• WHAT THIS TASK INVOLVES: Give every line below again, exactly.

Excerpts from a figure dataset
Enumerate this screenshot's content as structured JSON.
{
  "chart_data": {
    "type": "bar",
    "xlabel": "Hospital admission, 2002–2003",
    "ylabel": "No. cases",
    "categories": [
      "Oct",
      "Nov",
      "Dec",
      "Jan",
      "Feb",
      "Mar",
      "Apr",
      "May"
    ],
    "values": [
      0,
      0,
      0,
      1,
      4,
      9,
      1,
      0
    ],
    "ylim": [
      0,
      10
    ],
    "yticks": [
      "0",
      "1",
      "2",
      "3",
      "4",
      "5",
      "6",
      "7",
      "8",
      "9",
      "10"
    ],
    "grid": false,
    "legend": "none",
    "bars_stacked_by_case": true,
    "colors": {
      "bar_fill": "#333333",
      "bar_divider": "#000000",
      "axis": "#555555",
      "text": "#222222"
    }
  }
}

• SOLUTION:
Enumerate this screenshot's content as structured JSON.
{
  "chart_data": {
    "type": "bar",
    "xlabel": "Hospital admission, 2002–2003",
    "ylabel": "No. cases",
    "categories": [
      "Oct",
      "Nov",
      "Dec",
      "Jan",
      "Feb",
      "Mar",
      "Apr",
      "May"
    ],
    "values": [
      0,
      0,
      0,
      1,
      4,
      9,
      1,
      0
    ],
    "ylim": [
      0,
      10
    ],
    "yticks": [
      "0",
      "1",
      "2",
      "3",
      "4",
      "5",
      "6",
      "7",
      "8",
      "9",
      "10"
    ],
    "grid": false,
    "legend": "none",
    "bars_stacked_by_case": true,
    "colors": {
      "bar_fill": "#333333",
      "bar_divider": "#000000",
      "axis": "#555555",
      "text": "#222222"
    }
  }
}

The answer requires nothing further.